WRITTEN EXERCISE: Transcribe all the records with complete accuracy.

MATERIAL TO PROCESS:
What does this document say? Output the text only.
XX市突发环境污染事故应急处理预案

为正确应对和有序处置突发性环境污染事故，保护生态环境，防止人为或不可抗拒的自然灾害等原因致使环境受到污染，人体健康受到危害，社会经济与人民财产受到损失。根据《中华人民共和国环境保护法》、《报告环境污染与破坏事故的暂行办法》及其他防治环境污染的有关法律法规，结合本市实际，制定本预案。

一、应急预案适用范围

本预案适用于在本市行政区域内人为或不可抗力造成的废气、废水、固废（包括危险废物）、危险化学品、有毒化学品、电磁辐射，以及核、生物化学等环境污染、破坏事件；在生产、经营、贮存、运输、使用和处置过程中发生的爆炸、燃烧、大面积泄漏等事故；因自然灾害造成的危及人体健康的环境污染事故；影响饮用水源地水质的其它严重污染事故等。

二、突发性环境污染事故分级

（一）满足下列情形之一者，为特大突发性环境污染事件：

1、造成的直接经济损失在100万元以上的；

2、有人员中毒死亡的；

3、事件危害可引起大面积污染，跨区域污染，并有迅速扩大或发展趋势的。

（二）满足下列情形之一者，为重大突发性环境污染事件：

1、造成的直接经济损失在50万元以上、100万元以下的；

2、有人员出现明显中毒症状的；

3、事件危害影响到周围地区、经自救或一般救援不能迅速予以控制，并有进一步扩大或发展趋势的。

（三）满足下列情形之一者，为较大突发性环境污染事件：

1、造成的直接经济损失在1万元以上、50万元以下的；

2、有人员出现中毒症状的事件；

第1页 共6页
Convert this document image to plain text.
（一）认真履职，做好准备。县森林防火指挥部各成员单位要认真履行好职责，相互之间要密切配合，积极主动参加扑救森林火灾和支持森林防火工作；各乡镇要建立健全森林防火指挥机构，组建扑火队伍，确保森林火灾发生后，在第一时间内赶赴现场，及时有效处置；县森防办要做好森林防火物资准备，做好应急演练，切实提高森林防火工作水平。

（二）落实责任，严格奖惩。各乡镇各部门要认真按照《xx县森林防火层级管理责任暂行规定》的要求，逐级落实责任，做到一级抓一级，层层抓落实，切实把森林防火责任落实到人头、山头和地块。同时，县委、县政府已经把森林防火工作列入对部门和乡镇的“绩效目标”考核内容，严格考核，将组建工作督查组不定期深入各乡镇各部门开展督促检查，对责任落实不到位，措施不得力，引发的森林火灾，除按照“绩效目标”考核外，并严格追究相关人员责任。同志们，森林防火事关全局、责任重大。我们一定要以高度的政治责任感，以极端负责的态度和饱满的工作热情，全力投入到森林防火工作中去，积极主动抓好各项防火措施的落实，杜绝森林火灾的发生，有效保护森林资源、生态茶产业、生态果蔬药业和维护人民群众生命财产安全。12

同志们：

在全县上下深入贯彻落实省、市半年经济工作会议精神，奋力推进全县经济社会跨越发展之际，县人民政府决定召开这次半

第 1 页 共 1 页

CORRECT OUTPUT:
What does this document say? Output the text only.
XX市突发环境污染事故应急处理预案

为正确应对和有序处置突发性环境污染事故，保护生态环境，防止人为或不可抗拒的自然灾害等原因致使环境受到污染，人体健康受到危害，社会经济与人民财产受到损失。根据《中华人民共和国环境保护法》、《报告环境污染与破坏事故的暂行办法》及其他防治环境污染的有关法律法规，结合本市实际，制定本预案。

一、应急预案适用范围

本预案适用于在本市行政区域内人为或不可抗力造成的废气、废水、固废（包括危险废物）、危险化学品、有毒化学品、电磁辐射，以及核、生物化学等环境污染、破坏事件；在生产、经营、贮存、运输、使用和处置过程中发生的爆炸、燃烧、大面积泄漏等事故；因自然灾害造成的危及人体健康的环境污染事故；影响饮用水源地水质的其它严重污染事故等。

二、突发性环境污染事故分级

（一）满足下列情形之一者，为特大突发性环境污染事件：

1、造成的直接经济损失在100万元以上的；

2、有人员中毒死亡的；

3、事件危害可引起大面积污染，跨区域污染，并有迅速扩大或发展趋势的。

（二）满足下列情形之一者，为重大突发性环境污染事件：

1、造成的直接经济损失在50万元以上、100万元以下的；

2、有人员出现明显中毒症状的；

3、事件危害影响到周围地区、经自救或一般救援不能迅速予以控制，并有进一步扩大或发展趋势的。

（三）满足下列情形之一者，为较大突发性环境污染事件：

1、造成的直接经济损失在1万元以上、50万元以下的；

2、有人员出现中毒症状的事件；

第1页 共6页
Convert this document image to plain text.
（一）认真履职，做好准备。县森林防火指挥部各成员单位要认真履行好职责，相互之间要密切配合，积极主动参加扑救森林火灾和支持森林防火工作；各乡镇要建立健全森林防火指挥机构，组建扑火队伍，确保森林火灾发生后，在第一时间内赶赴现场，及时有效处置；县森防办要做好森林防火物资准备，做好应急演练，切实提高森林防火工作水平。

（二）落实责任，严格奖惩。各乡镇各部门要认真按照《xx县森林防火层级管理责任暂行规定》的要求，逐级落实责任，做到一级抓一级，层层抓落实，切实把森林防火责任落实到人头、山头和地块。同时，县委、县政府已经把森林防火工作列入对部门和乡镇的“绩效目标”考核内容，严格考核，将组建工作督查组不定期深入各乡镇各部门开展督促检查，对责任落实不到位，措施不得力，引发的森林火灾，除按照“绩效目标”考核外，并严格追究相关人员责任。同志们，森林防火事关全局、责任重大。我们一定要以高度的政治责任感，以极端负责的态度和饱满的工作热情，全力投入到森林防火工作中去，积极主动抓好各项防火措施的落实，杜绝森林火灾的发生，有效保护森林资源、生态茶产业、生态果蔬药业和维护人民群众生命财产安全。12

同志们：

在全县上下深入贯彻落实省、市半年经济工作会议精神，奋力推进全县经济社会跨越发展之际，县人民政府决定召开这次半

第 1 页 共 1 页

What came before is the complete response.